DATASET RECORDS:
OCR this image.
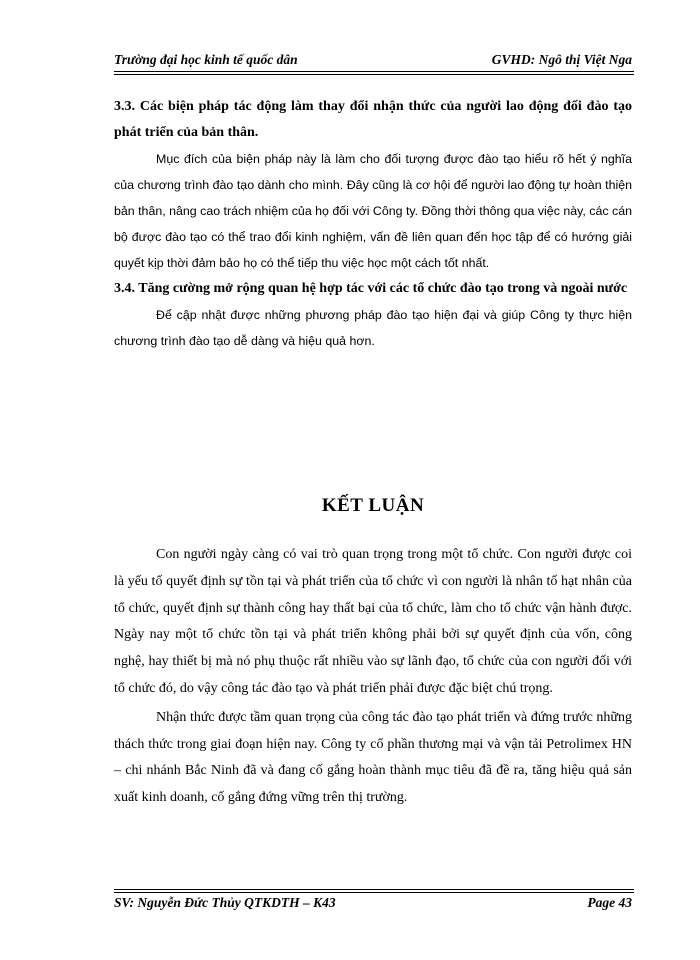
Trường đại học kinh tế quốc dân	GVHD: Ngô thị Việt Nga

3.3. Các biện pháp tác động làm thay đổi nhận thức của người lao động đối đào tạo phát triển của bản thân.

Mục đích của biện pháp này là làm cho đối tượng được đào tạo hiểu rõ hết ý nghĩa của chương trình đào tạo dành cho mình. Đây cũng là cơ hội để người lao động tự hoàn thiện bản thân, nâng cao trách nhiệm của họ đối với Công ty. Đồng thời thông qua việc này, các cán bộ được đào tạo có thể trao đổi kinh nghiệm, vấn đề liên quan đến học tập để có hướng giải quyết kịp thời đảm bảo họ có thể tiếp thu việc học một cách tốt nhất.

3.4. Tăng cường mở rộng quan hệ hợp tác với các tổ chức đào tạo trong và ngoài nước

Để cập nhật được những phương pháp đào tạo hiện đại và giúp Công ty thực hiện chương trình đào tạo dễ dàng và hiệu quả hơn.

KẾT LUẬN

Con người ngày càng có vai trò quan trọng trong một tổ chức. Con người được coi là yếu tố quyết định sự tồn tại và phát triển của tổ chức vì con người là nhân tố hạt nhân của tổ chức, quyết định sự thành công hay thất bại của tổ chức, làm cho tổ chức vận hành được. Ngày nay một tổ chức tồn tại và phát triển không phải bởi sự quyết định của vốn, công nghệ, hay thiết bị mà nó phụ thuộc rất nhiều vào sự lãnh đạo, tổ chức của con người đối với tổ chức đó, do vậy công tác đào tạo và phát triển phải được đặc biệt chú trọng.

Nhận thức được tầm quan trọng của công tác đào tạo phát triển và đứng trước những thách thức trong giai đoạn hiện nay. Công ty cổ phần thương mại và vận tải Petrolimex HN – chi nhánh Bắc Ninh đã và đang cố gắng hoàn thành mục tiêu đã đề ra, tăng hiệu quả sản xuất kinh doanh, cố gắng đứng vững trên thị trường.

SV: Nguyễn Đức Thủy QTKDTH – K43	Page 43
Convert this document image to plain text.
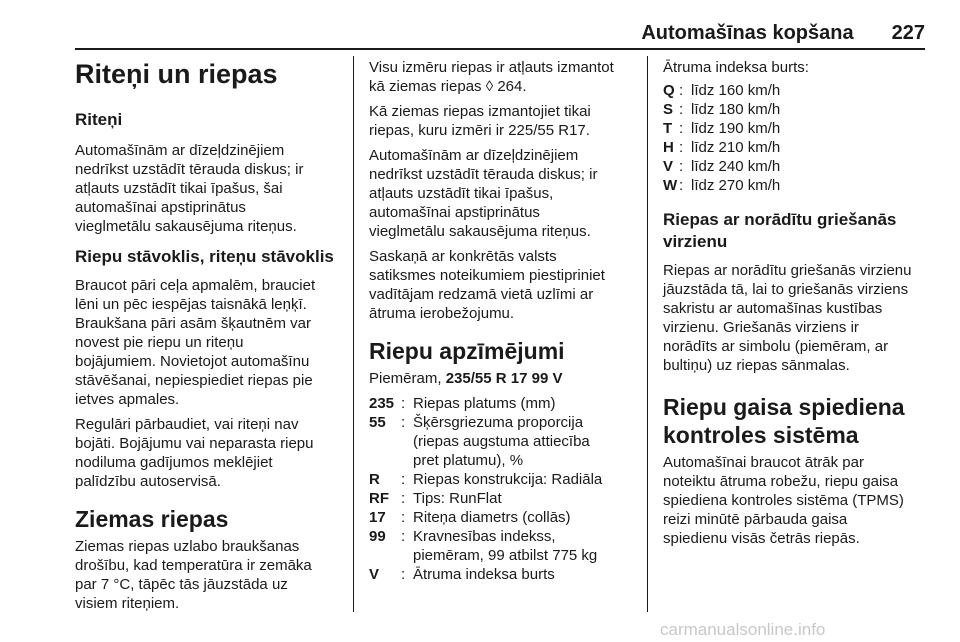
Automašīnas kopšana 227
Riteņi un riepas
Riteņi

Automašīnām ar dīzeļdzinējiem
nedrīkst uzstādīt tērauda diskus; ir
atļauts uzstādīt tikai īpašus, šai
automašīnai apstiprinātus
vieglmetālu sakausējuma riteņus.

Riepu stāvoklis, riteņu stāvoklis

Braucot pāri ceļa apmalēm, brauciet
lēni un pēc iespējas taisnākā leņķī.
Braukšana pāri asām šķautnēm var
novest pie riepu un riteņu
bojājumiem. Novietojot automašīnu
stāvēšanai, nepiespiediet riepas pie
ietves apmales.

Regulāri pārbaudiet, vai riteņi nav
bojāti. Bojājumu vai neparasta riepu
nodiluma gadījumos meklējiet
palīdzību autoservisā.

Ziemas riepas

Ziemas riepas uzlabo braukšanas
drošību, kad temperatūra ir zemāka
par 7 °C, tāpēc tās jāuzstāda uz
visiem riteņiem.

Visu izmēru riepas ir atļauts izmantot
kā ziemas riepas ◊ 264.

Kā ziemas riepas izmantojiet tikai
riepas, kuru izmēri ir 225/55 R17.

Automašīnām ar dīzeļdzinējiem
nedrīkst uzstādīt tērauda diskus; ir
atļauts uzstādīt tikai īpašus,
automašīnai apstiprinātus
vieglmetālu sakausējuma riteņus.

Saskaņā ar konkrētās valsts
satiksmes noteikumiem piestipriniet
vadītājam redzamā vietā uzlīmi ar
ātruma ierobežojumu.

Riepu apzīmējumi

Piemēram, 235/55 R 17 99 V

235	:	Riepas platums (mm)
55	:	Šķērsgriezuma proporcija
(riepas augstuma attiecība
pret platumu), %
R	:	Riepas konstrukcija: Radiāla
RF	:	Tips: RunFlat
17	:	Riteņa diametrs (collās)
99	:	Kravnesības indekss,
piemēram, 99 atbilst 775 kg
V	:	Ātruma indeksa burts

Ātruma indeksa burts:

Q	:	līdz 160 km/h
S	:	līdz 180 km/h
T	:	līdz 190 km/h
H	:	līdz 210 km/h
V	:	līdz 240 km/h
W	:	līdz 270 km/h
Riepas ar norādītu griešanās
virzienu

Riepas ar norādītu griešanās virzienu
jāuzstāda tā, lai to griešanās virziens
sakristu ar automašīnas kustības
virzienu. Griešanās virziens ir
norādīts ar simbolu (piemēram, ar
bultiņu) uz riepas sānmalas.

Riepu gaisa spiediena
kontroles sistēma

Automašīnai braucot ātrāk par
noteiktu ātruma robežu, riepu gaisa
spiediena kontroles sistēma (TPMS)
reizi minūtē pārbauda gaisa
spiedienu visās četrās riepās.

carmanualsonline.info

INSTRUCTION: Within the data above, count the lines that contain the string "pāri"; the reply is the number alone.

RESULT OF THIS EXERCISE: 2